(Figure record extracts)
** BEGIN **
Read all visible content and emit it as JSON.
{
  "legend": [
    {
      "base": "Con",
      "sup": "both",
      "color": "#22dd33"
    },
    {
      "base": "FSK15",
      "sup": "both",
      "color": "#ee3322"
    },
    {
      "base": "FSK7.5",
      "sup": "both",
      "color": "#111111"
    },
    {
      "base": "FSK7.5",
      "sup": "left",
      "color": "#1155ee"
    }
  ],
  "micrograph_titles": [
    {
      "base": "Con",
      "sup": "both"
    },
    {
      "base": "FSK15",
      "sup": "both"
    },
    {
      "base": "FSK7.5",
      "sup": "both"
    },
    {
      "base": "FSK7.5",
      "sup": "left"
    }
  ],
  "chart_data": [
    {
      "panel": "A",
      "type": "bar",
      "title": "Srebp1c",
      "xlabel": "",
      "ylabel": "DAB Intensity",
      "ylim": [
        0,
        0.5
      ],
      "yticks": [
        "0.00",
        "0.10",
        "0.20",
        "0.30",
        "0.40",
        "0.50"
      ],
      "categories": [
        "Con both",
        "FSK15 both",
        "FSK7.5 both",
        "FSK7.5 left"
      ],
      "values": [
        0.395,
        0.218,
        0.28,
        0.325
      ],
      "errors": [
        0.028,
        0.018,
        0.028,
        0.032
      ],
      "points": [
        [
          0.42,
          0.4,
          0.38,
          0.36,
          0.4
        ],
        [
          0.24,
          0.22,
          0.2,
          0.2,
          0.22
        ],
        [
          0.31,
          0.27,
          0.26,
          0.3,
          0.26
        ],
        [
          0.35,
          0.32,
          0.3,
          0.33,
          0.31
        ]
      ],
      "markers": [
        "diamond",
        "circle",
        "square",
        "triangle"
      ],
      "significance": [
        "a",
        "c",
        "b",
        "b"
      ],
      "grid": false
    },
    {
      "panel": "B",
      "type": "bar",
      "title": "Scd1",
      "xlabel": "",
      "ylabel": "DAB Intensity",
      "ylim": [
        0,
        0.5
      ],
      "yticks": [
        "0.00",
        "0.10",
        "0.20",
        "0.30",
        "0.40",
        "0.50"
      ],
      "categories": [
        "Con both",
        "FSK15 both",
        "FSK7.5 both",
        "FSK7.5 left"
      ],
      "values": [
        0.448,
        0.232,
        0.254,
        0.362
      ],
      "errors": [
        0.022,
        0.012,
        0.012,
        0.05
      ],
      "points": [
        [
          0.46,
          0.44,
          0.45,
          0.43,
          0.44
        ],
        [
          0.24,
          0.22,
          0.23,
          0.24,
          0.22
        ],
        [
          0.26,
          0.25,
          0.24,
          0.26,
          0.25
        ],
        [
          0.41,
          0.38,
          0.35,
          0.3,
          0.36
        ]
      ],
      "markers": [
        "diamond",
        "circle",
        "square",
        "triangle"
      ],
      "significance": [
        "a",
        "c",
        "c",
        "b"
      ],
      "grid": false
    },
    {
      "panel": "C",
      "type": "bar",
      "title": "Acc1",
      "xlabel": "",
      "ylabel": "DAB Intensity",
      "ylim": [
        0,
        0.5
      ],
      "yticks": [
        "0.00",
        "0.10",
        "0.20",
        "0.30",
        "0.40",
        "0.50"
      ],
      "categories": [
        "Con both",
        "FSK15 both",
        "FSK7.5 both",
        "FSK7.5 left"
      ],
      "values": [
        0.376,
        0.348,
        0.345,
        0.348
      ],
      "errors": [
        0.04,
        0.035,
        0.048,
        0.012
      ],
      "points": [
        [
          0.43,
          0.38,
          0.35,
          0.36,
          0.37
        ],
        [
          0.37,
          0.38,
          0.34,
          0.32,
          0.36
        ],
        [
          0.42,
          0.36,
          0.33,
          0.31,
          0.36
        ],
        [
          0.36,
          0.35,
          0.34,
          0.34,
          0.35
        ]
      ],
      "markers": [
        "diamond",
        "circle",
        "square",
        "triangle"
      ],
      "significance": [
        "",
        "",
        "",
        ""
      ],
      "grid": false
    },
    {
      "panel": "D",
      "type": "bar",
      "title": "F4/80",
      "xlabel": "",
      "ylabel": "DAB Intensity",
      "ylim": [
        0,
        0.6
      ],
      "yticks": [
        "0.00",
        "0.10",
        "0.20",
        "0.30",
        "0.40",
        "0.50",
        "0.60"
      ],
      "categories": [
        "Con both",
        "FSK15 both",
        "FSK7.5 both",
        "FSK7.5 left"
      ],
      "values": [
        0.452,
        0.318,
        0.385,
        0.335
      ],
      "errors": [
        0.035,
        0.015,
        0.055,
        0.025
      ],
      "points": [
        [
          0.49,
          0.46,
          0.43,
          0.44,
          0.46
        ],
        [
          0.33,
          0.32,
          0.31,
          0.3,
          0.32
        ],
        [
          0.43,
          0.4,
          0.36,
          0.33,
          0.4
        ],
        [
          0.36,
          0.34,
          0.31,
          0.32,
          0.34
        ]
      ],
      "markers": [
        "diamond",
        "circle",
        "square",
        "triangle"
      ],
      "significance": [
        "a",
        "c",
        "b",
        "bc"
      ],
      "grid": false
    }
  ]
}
** END **
— PROMPT —
All of the lines above must be returned exactly.

— EXERCISE RESPONSE —
Read all visible content and emit it as JSON.
{
  "legend": [
    {
      "base": "Con",
      "sup": "both",
      "color": "#22dd33"
    },
    {
      "base": "FSK15",
      "sup": "both",
      "color": "#ee3322"
    },
    {
      "base": "FSK7.5",
      "sup": "both",
      "color": "#111111"
    },
    {
      "base": "FSK7.5",
      "sup": "left",
      "color": "#1155ee"
    }
  ],
  "micrograph_titles": [
    {
      "base": "Con",
      "sup": "both"
    },
    {
      "base": "FSK15",
      "sup": "both"
    },
    {
      "base": "FSK7.5",
      "sup": "both"
    },
    {
      "base": "FSK7.5",
      "sup": "left"
    }
  ],
  "chart_data": [
    {
      "panel": "A",
      "type": "bar",
      "title": "Srebp1c",
      "xlabel": "",
      "ylabel": "DAB Intensity",
      "ylim": [
        0,
        0.5
      ],
      "yticks": [
        "0.00",
        "0.10",
        "0.20",
        "0.30",
        "0.40",
        "0.50"
      ],
      "categories": [
        "Con both",
        "FSK15 both",
        "FSK7.5 both",
        "FSK7.5 left"
      ],
      "values": [
        0.395,
        0.218,
        0.28,
        0.325
      ],
      "errors": [
        0.028,
        0.018,
        0.028,
        0.032
      ],
      "points": [
        [
          0.42,
          0.4,
          0.38,
          0.36,
          0.4
        ],
        [
          0.24,
          0.22,
          0.2,
          0.2,
          0.22
        ],
        [
          0.31,
          0.27,
          0.26,
          0.3,
          0.26
        ],
        [
          0.35,
          0.32,
          0.3,
          0.33,
          0.31
        ]
      ],
      "markers": [
        "diamond",
        "circle",
        "square",
        "triangle"
      ],
      "significance": [
        "a",
        "c",
        "b",
        "b"
      ],
      "grid": false
    },
    {
      "panel": "B",
      "type": "bar",
      "title": "Scd1",
      "xlabel": "",
      "ylabel": "DAB Intensity",
      "ylim": [
        0,
        0.5
      ],
      "yticks": [
        "0.00",
        "0.10",
        "0.20",
        "0.30",
        "0.40",
        "0.50"
      ],
      "categories": [
        "Con both",
        "FSK15 both",
        "FSK7.5 both",
        "FSK7.5 left"
      ],
      "values": [
        0.448,
        0.232,
        0.254,
        0.362
      ],
      "errors": [
        0.022,
        0.012,
        0.012,
        0.05
      ],
      "points": [
        [
          0.46,
          0.44,
          0.45,
          0.43,
          0.44
        ],
        [
          0.24,
          0.22,
          0.23,
          0.24,
          0.22
        ],
        [
          0.26,
          0.25,
          0.24,
          0.26,
          0.25
        ],
        [
          0.41,
          0.38,
          0.35,
          0.3,
          0.36
        ]
      ],
      "markers": [
        "diamond",
        "circle",
        "square",
        "triangle"
      ],
      "significance": [
        "a",
        "c",
        "c",
        "b"
      ],
      "grid": false
    },
    {
      "panel": "C",
      "type": "bar",
      "title": "Acc1",
      "xlabel": "",
      "ylabel": "DAB Intensity",
      "ylim": [
        0,
        0.5
      ],
      "yticks": [
        "0.00",
        "0.10",
        "0.20",
        "0.30",
        "0.40",
        "0.50"
      ],
      "categories": [
        "Con both",
        "FSK15 both",
        "FSK7.5 both",
        "FSK7.5 left"
      ],
      "values": [
        0.376,
        0.348,
        0.345,
        0.348
      ],
      "errors": [
        0.04,
        0.035,
        0.048,
        0.012
      ],
      "points": [
        [
          0.43,
          0.38,
          0.35,
          0.36,
          0.37
        ],
        [
          0.37,
          0.38,
          0.34,
          0.32,
          0.36
        ],
        [
          0.42,
          0.36,
          0.33,
          0.31,
          0.36
        ],
        [
          0.36,
          0.35,
          0.34,
          0.34,
          0.35
        ]
      ],
      "markers": [
        "diamond",
        "circle",
        "square",
        "triangle"
      ],
      "significance": [
        "",
        "",
        "",
        ""
      ],
      "grid": false
    },
    {
      "panel": "D",
      "type": "bar",
      "title": "F4/80",
      "xlabel": "",
      "ylabel": "DAB Intensity",
      "ylim": [
        0,
        0.6
      ],
      "yticks": [
        "0.00",
        "0.10",
        "0.20",
        "0.30",
        "0.40",
        "0.50",
        "0.60"
      ],
      "categories": [
        "Con both",
        "FSK15 both",
        "FSK7.5 both",
        "FSK7.5 left"
      ],
      "values": [
        0.452,
        0.318,
        0.385,
        0.335
      ],
      "errors": [
        0.035,
        0.015,
        0.055,
        0.025
      ],
      "points": [
        [
          0.49,
          0.46,
          0.43,
          0.44,
          0.46
        ],
        [
          0.33,
          0.32,
          0.31,
          0.3,
          0.32
        ],
        [
          0.43,
          0.4,
          0.36,
          0.33,
          0.4
        ],
        [
          0.36,
          0.34,
          0.31,
          0.32,
          0.34
        ]
      ],
      "markers": [
        "diamond",
        "circle",
        "square",
        "triangle"
      ],
      "significance": [
        "a",
        "c",
        "b",
        "bc"
      ],
      "grid": false
    }
  ]
}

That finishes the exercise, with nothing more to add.